### Instrucciones
1. Según el texto sobre Delfio Duarte, ¿de qué localidad es oriundo?
2. Por favor, prosigue el texto sobre Delfio Duarte a partir de su última oración.

### Fragmento de texto
"""

Narciso Meza
HOHENAU
Hay historias que nacen en la sencillez de un pueblo y terminan resonando en escenarios impensados. La de Delfio Duarte es una de ellas. Oriundo de Bella Vista, Itapúa, este paraguayo de 30 años hoy se encuentra en Ucrania, formando parte de una brigada integrada por compatriotas en medio de uno de los conflictos más duros del mundo.
Militar de profesión, Delfio forjó su camino con disciplina, sacrificio y preparación. Realizó cursos de comando, se especializó como fuerza especial, francotirador y también como paracaidista. Su experiencia incluye su paso por el Norte del Paraguay, donde integró la Fuerza de Tarea Conjunta enfrentando al EPP, una vivencia que fortaleció su carácter y compromiso con el servicio.
Hoy, su destino lo llevó aún más lejos. Se encuentra integrando una unidad compuesta por unos 30 paraguayos dentro de la Brigada N° 29 de Mecanizadas Pesadas Separadas, donde también forma parte del Grupo Especial de Respuesta Rápida (GEER). Actualmente está en etapa de entrenamiento, adaptándose a una realidad completamente distinta. “Tomé la decisión por un propósito, por voluntad propia, como todos los que estamos acá”, relata Delfio, con la serenidad de quien sabe el peso de sus decisiones.

"""

### Líneas proporcionadas
"""

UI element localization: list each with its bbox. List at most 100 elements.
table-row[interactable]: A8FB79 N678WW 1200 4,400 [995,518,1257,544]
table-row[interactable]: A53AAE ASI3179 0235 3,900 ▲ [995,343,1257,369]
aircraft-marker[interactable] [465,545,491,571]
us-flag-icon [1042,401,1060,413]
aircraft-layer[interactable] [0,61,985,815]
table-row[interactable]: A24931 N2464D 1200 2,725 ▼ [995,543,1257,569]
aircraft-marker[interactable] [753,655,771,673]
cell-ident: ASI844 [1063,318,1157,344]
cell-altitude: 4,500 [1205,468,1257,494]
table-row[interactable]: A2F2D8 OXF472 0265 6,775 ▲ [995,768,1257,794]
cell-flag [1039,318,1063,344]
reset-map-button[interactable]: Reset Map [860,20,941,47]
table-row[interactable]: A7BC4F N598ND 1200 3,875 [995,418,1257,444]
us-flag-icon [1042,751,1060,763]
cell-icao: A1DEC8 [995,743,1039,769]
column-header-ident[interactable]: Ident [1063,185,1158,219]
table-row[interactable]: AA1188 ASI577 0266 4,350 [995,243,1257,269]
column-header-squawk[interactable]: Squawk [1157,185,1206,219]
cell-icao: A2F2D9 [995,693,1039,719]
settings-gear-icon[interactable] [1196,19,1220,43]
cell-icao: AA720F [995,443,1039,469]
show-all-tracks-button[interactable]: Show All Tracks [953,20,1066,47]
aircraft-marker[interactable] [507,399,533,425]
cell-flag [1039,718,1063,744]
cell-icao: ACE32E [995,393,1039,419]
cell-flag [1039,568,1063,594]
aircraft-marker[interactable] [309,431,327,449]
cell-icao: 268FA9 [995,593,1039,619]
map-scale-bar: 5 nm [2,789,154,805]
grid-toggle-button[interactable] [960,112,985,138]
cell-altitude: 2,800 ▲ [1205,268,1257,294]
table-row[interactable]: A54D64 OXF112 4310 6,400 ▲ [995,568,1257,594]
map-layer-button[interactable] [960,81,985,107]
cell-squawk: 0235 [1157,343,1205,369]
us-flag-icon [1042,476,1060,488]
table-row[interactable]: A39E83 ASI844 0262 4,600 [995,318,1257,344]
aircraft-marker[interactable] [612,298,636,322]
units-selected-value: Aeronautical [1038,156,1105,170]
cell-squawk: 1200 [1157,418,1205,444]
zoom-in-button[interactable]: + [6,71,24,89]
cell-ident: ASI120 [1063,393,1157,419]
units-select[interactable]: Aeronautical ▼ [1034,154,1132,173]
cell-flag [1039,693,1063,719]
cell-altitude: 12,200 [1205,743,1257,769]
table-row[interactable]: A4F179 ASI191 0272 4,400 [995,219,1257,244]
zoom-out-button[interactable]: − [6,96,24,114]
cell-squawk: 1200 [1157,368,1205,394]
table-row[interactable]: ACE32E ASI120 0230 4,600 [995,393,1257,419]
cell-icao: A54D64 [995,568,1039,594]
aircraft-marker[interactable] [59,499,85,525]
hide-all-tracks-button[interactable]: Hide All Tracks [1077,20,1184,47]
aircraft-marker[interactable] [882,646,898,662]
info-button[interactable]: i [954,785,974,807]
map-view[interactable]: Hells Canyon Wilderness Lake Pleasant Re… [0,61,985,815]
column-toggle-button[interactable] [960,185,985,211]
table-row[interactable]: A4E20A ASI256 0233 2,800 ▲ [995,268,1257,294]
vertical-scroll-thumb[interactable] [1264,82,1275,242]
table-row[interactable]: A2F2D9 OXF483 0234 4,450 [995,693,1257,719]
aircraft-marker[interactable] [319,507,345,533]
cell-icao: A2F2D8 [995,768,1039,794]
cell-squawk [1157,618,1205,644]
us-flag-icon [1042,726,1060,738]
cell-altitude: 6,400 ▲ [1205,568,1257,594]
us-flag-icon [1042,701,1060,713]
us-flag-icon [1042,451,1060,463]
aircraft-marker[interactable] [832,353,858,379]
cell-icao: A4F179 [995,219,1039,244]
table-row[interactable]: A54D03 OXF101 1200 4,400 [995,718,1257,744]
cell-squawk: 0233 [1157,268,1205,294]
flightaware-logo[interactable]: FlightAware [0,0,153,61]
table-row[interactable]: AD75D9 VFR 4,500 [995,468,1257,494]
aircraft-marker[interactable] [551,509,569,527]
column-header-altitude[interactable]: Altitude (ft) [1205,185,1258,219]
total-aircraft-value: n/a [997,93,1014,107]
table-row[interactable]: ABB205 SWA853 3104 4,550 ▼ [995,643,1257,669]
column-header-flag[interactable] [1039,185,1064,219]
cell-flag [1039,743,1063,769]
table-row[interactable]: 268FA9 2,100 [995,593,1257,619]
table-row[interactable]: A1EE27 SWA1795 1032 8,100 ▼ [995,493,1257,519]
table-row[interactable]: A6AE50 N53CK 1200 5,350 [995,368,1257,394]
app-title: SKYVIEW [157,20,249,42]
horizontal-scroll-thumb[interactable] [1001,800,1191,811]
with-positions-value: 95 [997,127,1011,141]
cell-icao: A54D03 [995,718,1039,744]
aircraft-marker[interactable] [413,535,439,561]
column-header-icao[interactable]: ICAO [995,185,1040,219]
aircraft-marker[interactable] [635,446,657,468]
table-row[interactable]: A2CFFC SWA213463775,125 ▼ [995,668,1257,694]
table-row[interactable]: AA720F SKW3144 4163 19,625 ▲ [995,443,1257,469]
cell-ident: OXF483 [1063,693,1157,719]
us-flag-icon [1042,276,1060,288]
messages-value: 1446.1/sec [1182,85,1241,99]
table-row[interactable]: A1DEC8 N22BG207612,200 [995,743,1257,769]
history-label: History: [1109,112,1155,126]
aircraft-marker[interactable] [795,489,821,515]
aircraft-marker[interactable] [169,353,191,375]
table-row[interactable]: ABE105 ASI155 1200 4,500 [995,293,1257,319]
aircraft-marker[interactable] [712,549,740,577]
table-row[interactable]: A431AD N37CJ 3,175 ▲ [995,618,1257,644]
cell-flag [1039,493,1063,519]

"""

### Respuestas numeradas
1. De Bella Vista, Itapúa.

2.
Orgulloso de ser paraguayo. A más de un mes de haber llegado, su vida transcurre entre entrenamientos intensos y la constante preparación para lo que pueda venir. Lejos de casa, pero firme en sus convicciones, lleva consigo sus raíces y el orgullo de ser paraguayo. Dentro de su unidad, es conocido por distintos apodos: Pakatenb05 en ucraniano, The Punisher en inglés y El Castigador en español, reflejo de su carácter y la imagen que proyecta entre sus compañeros.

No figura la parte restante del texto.